[Excerpts from a layout annotation set]
****************************************
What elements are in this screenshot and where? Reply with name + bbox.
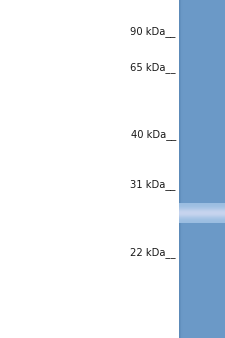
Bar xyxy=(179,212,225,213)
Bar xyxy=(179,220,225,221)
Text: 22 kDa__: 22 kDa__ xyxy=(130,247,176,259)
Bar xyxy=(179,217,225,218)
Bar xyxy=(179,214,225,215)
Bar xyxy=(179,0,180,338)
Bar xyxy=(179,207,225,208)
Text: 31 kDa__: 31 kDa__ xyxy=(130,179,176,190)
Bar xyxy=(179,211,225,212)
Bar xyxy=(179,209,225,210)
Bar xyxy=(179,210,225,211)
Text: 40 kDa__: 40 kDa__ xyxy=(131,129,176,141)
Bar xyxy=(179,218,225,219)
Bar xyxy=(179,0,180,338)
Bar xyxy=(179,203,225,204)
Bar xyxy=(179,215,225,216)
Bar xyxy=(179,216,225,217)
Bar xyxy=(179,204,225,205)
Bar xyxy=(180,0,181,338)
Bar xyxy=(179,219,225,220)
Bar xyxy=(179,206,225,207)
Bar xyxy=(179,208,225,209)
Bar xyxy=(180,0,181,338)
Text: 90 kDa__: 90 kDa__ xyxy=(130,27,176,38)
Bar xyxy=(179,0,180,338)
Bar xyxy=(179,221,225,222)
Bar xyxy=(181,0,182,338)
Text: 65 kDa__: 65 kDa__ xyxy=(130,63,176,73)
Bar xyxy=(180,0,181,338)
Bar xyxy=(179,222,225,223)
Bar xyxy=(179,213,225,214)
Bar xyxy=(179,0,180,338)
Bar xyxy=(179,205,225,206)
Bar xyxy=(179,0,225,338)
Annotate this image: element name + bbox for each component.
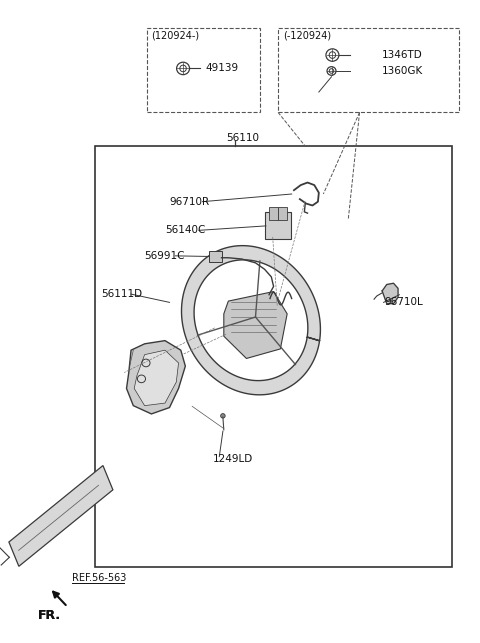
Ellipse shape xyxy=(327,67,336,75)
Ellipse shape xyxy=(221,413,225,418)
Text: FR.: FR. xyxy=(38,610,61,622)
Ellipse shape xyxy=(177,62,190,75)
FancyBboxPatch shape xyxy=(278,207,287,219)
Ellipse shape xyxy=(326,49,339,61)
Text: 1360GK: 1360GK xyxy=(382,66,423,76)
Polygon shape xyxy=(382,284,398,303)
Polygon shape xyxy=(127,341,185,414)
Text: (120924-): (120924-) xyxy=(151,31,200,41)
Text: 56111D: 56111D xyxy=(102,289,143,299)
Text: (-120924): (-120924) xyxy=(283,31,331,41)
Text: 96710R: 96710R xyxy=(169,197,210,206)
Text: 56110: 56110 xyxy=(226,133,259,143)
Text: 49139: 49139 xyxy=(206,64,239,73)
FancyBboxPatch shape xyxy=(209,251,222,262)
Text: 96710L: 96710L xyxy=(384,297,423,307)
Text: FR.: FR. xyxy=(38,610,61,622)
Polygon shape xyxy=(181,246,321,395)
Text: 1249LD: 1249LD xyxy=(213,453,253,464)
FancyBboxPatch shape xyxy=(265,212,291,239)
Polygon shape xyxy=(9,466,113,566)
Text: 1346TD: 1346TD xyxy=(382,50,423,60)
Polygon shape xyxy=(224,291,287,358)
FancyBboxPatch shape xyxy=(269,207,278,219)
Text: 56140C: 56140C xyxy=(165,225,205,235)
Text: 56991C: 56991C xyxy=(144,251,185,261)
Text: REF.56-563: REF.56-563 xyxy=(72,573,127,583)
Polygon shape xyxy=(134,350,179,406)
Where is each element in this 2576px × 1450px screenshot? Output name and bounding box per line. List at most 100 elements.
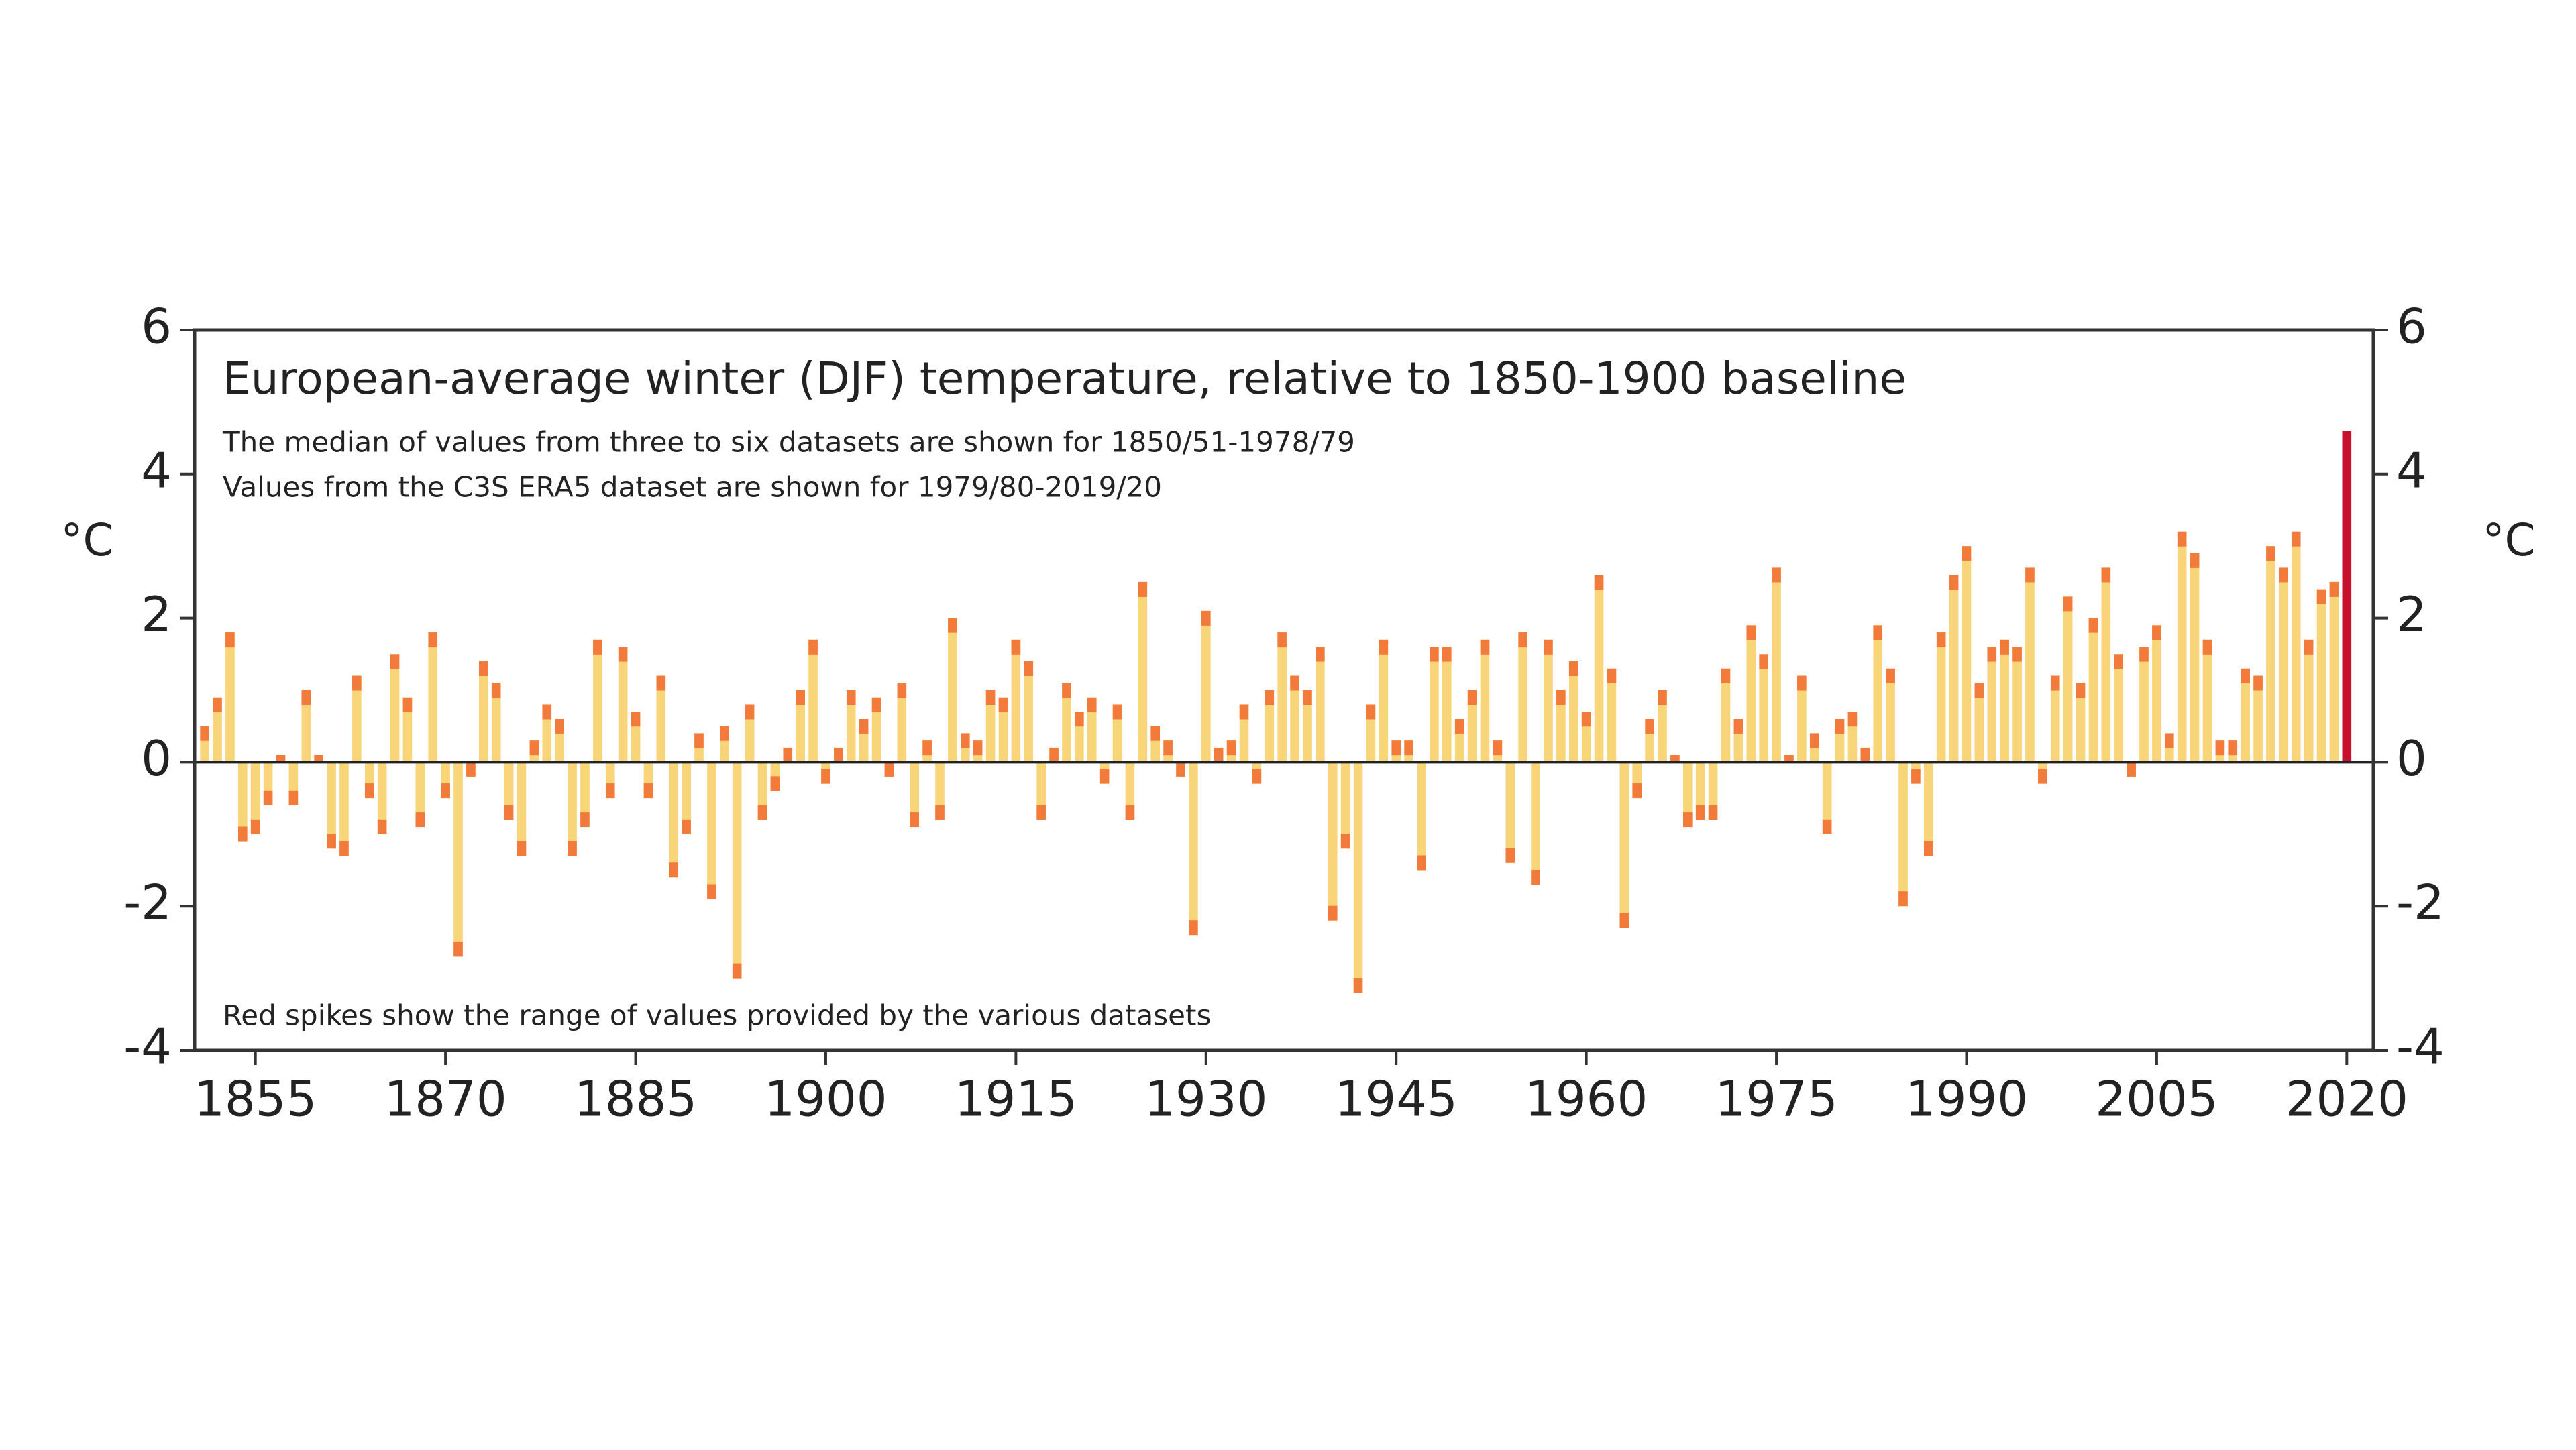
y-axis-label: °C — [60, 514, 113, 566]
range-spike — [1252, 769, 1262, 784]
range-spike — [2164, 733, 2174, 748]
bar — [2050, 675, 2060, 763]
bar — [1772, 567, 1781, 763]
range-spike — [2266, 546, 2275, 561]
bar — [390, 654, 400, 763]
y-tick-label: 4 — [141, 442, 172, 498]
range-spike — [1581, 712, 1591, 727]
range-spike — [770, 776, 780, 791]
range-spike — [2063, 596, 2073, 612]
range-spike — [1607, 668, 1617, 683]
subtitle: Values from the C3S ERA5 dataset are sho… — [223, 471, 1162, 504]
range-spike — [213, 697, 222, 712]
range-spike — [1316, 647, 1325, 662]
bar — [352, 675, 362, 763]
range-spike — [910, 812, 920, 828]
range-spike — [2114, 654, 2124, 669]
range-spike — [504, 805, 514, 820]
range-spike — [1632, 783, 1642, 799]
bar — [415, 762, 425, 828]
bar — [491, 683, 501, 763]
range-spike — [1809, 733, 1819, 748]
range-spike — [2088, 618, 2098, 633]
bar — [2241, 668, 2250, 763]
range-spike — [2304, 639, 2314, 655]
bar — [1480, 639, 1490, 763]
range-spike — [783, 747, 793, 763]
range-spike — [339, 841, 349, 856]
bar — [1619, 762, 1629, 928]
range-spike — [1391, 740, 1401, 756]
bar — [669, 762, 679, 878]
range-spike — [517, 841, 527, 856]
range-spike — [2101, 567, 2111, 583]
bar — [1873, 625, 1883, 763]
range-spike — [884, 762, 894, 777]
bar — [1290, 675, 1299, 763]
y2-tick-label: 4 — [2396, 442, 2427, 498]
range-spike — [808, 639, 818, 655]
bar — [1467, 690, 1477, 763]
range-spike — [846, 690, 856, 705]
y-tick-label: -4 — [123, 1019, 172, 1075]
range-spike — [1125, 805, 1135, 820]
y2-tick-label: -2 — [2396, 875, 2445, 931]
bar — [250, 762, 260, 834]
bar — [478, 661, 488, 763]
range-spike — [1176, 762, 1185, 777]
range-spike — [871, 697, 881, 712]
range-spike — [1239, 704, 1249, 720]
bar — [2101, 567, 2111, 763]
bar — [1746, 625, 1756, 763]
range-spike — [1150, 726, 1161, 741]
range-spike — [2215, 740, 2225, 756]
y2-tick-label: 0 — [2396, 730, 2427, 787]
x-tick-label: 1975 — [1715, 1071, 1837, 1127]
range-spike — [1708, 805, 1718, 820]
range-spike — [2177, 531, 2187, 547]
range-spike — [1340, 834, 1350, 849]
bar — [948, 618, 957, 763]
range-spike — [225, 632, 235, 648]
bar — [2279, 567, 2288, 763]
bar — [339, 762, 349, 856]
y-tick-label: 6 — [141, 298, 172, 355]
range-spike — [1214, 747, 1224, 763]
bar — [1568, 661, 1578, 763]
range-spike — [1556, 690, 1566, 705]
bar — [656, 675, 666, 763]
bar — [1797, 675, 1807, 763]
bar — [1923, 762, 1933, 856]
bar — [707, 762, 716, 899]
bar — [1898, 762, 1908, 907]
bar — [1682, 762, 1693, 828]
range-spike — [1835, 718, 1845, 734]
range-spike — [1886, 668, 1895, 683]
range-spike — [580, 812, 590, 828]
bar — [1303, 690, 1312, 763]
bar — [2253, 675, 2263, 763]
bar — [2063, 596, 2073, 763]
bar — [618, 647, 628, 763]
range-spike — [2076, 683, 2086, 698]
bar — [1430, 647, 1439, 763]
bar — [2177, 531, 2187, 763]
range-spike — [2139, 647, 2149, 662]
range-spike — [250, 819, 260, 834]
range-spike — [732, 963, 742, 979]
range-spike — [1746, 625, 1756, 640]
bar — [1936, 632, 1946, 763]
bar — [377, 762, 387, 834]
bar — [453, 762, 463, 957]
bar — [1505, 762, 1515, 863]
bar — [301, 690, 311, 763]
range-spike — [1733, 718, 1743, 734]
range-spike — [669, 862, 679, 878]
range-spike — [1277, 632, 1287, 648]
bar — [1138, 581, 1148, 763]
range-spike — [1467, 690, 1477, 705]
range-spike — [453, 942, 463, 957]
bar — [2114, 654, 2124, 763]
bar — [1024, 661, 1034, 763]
****************************************
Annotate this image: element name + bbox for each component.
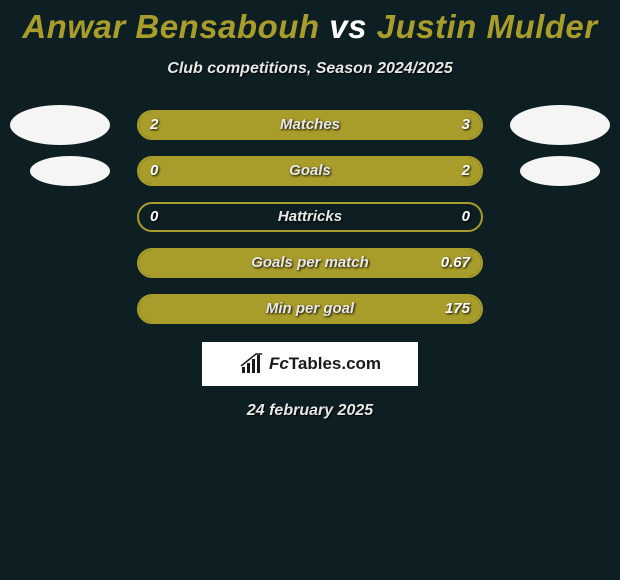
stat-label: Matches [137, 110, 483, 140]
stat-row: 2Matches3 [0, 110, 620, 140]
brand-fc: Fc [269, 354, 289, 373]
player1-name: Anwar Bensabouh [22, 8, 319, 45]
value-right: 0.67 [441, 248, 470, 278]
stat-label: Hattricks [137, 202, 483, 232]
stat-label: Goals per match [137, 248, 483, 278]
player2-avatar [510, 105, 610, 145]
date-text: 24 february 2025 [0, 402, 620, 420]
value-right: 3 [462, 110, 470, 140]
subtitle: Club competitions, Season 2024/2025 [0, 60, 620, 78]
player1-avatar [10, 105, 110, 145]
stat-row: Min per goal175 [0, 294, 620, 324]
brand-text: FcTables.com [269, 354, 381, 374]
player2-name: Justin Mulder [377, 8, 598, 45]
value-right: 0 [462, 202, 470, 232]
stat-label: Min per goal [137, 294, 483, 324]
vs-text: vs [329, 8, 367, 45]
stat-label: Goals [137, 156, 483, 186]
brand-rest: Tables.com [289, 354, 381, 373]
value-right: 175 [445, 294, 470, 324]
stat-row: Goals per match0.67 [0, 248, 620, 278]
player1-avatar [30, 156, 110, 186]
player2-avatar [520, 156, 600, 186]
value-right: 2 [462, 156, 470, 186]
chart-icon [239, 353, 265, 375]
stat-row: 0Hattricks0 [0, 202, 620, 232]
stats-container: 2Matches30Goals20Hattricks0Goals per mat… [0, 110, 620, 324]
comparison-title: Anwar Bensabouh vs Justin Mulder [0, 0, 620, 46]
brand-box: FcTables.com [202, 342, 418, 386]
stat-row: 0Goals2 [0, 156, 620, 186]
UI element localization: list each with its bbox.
****************************************
◆ What is required ◆
Copy the records above without any change, from the line with "y-axis-label: °C — [60, 514, 113, 566]" to the line with "range-spike — [910, 812, 920, 828]".

◆ Answer for the task ◆
y-axis-label: °C — [60, 514, 113, 566]
range-spike — [1252, 769, 1262, 784]
range-spike — [2164, 733, 2174, 748]
bar — [2050, 675, 2060, 763]
bar — [1772, 567, 1781, 763]
range-spike — [2266, 546, 2275, 561]
bar — [390, 654, 400, 763]
y-tick-label: 4 — [141, 442, 172, 498]
range-spike — [1581, 712, 1591, 727]
range-spike — [770, 776, 780, 791]
range-spike — [2063, 596, 2073, 612]
range-spike — [1607, 668, 1617, 683]
subtitle: Values from the C3S ERA5 dataset are sho… — [223, 471, 1162, 504]
range-spike — [213, 697, 222, 712]
range-spike — [1316, 647, 1325, 662]
bar — [352, 675, 362, 763]
range-spike — [910, 812, 920, 828]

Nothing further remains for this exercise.